── DATA SUPPLIED ──

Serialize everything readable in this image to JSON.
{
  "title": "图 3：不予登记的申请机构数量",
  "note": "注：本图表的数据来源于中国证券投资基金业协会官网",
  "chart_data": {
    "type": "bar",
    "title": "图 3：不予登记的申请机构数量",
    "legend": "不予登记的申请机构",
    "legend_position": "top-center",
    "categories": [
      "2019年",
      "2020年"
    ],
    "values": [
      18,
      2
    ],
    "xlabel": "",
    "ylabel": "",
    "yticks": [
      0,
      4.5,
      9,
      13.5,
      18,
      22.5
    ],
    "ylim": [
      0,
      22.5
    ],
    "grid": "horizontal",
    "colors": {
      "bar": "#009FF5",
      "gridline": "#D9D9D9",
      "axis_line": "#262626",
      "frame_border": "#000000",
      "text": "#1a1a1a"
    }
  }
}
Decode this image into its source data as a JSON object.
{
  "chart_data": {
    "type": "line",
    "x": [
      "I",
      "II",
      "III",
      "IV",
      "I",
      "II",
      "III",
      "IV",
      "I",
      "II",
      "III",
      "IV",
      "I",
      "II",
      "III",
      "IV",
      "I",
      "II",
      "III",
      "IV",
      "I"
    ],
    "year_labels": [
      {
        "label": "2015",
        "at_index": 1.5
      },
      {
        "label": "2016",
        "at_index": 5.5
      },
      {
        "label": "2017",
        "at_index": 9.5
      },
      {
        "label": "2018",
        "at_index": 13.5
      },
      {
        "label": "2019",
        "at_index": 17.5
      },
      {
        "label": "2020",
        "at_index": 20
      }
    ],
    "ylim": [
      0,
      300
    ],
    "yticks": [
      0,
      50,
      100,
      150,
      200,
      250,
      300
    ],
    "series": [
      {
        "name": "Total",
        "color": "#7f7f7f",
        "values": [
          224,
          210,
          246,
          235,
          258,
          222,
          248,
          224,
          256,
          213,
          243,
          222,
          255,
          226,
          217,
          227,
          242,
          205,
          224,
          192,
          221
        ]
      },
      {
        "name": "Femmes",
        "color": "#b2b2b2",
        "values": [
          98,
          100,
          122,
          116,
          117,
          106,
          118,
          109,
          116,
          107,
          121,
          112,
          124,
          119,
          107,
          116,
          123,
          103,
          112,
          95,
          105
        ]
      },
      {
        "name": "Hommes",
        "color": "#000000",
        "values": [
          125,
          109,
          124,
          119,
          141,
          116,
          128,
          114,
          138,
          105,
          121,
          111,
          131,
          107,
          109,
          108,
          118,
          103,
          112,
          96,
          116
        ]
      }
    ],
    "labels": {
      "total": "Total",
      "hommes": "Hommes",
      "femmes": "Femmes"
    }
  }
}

───

◆ PROBLEM TO WORK ON: Retype every entry word for word.

◆ COMPLETE OUTPUT:
Serialize everything readable in this image to JSON.
{
  "title": "图 3：不予登记的申请机构数量",
  "note": "注：本图表的数据来源于中国证券投资基金业协会官网",
  "chart_data": {
    "type": "bar",
    "title": "图 3：不予登记的申请机构数量",
    "legend": "不予登记的申请机构",
    "legend_position": "top-center",
    "categories": [
      "2019年",
      "2020年"
    ],
    "values": [
      18,
      2
    ],
    "xlabel": "",
    "ylabel": "",
    "yticks": [
      0,
      4.5,
      9,
      13.5,
      18,
      22.5
    ],
    "ylim": [
      0,
      22.5
    ],
    "grid": "horizontal",
    "colors": {
      "bar": "#009FF5",
      "gridline": "#D9D9D9",
      "axis_line": "#262626",
      "frame_border": "#000000",
      "text": "#1a1a1a"
    }
  }
}
Decode this image into its source data as a JSON object.
{
  "chart_data": {
    "type": "line",
    "x": [
      "I",
      "II",
      "III",
      "IV",
      "I",
      "II",
      "III",
      "IV",
      "I",
      "II",
      "III",
      "IV",
      "I",
      "II",
      "III",
      "IV",
      "I",
      "II",
      "III",
      "IV",
      "I"
    ],
    "year_labels": [
      {
        "label": "2015",
        "at_index": 1.5
      },
      {
        "label": "2016",
        "at_index": 5.5
      },
      {
        "label": "2017",
        "at_index": 9.5
      },
      {
        "label": "2018",
        "at_index": 13.5
      },
      {
        "label": "2019",
        "at_index": 17.5
      },
      {
        "label": "2020",
        "at_index": 20
      }
    ],
    "ylim": [
      0,
      300
    ],
    "yticks": [
      0,
      50,
      100,
      150,
      200,
      250,
      300
    ],
    "series": [
      {
        "name": "Total",
        "color": "#7f7f7f",
        "values": [
          224,
          210,
          246,
          235,
          258,
          222,
          248,
          224,
          256,
          213,
          243,
          222,
          255,
          226,
          217,
          227,
          242,
          205,
          224,
          192,
          221
        ]
      },
      {
        "name": "Femmes",
        "color": "#b2b2b2",
        "values": [
          98,
          100,
          122,
          116,
          117,
          106,
          118,
          109,
          116,
          107,
          121,
          112,
          124,
          119,
          107,
          116,
          123,
          103,
          112,
          95,
          105
        ]
      },
      {
        "name": "Hommes",
        "color": "#000000",
        "values": [
          125,
          109,
          124,
          119,
          141,
          116,
          128,
          114,
          138,
          105,
          121,
          111,
          131,
          107,
          109,
          108,
          118,
          103,
          112,
          96,
          116
        ]
      }
    ],
    "labels": {
      "total": "Total",
      "hommes": "Hommes",
      "femmes": "Femmes"
    }
  }
}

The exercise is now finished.